Lift out each line of the data that holds "text".

Supplied data →
* * *

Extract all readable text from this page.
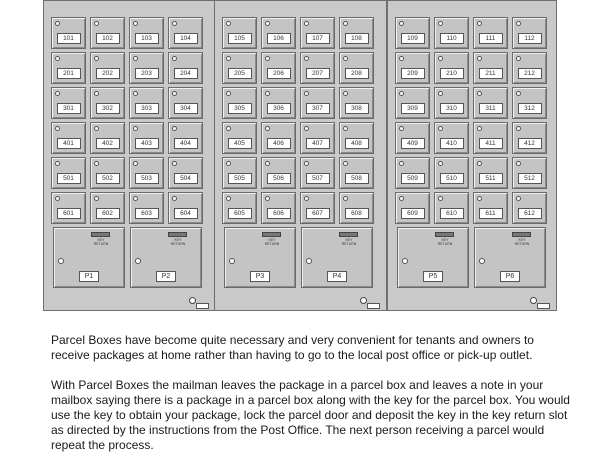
101	102	103	104
201	202	203	204
301	302	303	304
401	402	403	404
501	502	503	504
601	602	603	604
KEY
RETURN
P1
KEY
RETURN
P2
105	106	107	108
205	206	207	208
305	306	307	308
405	406	407	408
505	506	507	508
605	606	607	608
KEY
RETURN
P3
KEY
RETURN
P4
109	110	111	112
209	210	211	212
309	310	311	312
409	410	411	412
509	510	511	512
609	610	611	612
KEY
RETURN
P5
KEY
RETURN
P6

Parcel Boxes have become quite necessary and very convenient for tenants and owners to receive packages at home rather than having to go to the local post office or pick-up outlet.

With Parcel Boxes the mailman leaves the package in a parcel box and leaves a note in your mailbox saying there is a package in a parcel box along with the key for the parcel box. You would use the key to obtain your package, lock the parcel door and deposit the key in the key return slot as directed by the instructions from the Post Office. The next person receiving a parcel would repeat the process.
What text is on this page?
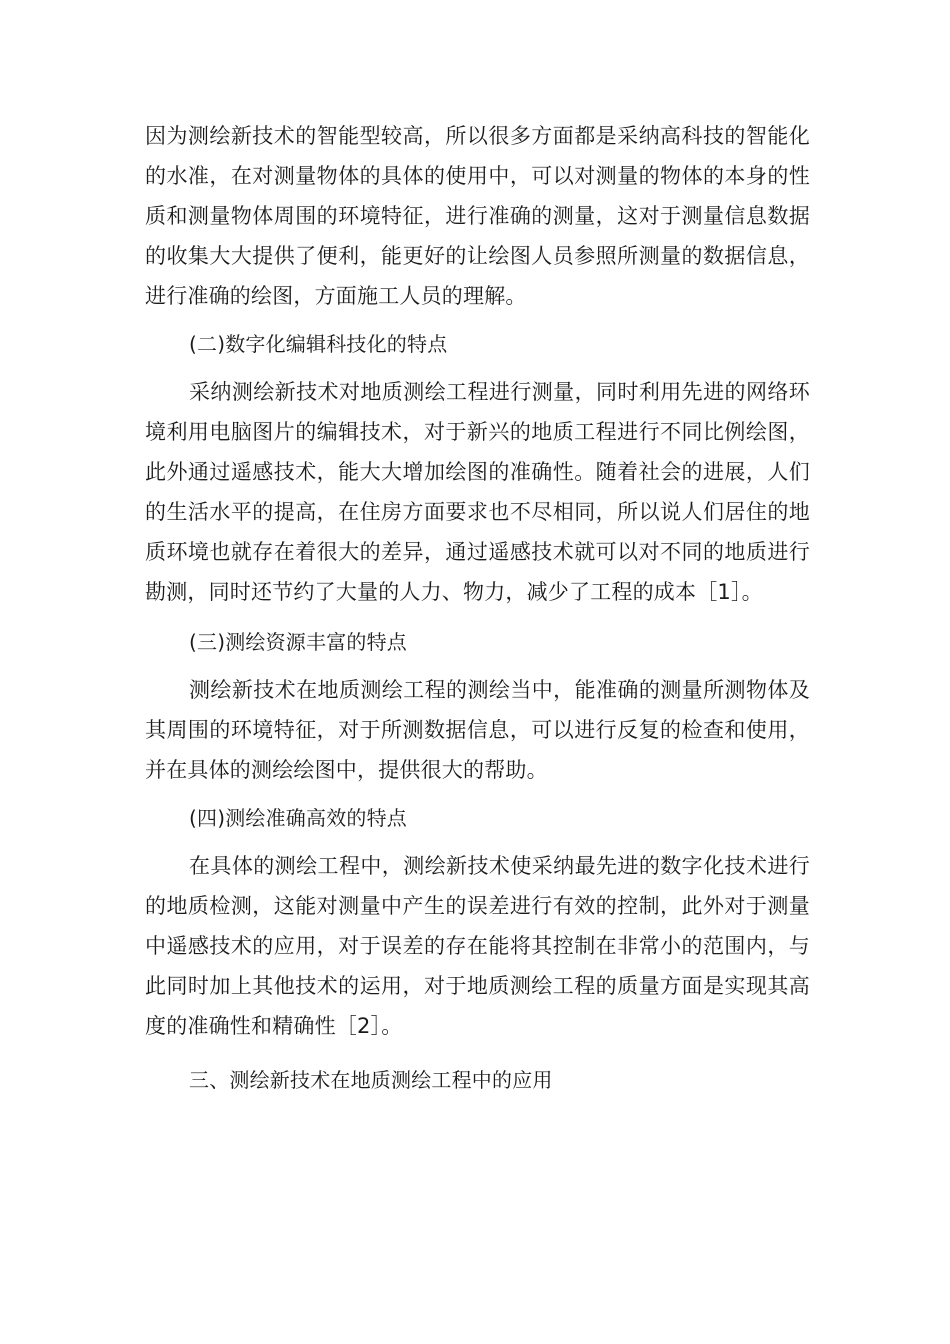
因为测绘新技术的智能型较高，所以很多方面都是采纳高科技的智能化的水准，在对测量物体的具体的使用中，可以对测量的物体的本身的性质和测量物体周围的环境特征，进行准确的测量，这对于测量信息数据的收集大大提供了便利，能更好的让绘图人员参照所测量的数据信息，进行准确的绘图，方面施工人员的理解。

(二)数字化编辑科技化的特点

采纳测绘新技术对地质测绘工程进行测量，同时利用先进的网络环境利用电脑图片的编辑技术，对于新兴的地质工程进行不同比例绘图，此外通过遥感技术，能大大增加绘图的准确性。随着社会的进展，人们的生活水平的提高，在住房方面要求也不尽相同，所以说人们居住的地质环境也就存在着很大的差异，通过遥感技术就可以对不同的地质进行勘测，同时还节约了大量的人力、物力，减少了工程的成本［1］。

(三)测绘资源丰富的特点

测绘新技术在地质测绘工程的测绘当中，能准确的测量所测物体及其周围的环境特征，对于所测数据信息，可以进行反复的检查和使用，并在具体的测绘绘图中，提供很大的帮助。

(四)测绘准确高效的特点

在具体的测绘工程中，测绘新技术使采纳最先进的数字化技术进行的地质检测，这能对测量中产生的误差进行有效的控制，此外对于测量中遥感技术的应用，对于误差的存在能将其控制在非常小的范围内，与此同时加上其他技术的运用，对于地质测绘工程的质量方面是实现其高度的准确性和精确性［2］。

三、测绘新技术在地质测绘工程中的应用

* * *

Written answer →
Extract all readable text from this page.
What text is on this page?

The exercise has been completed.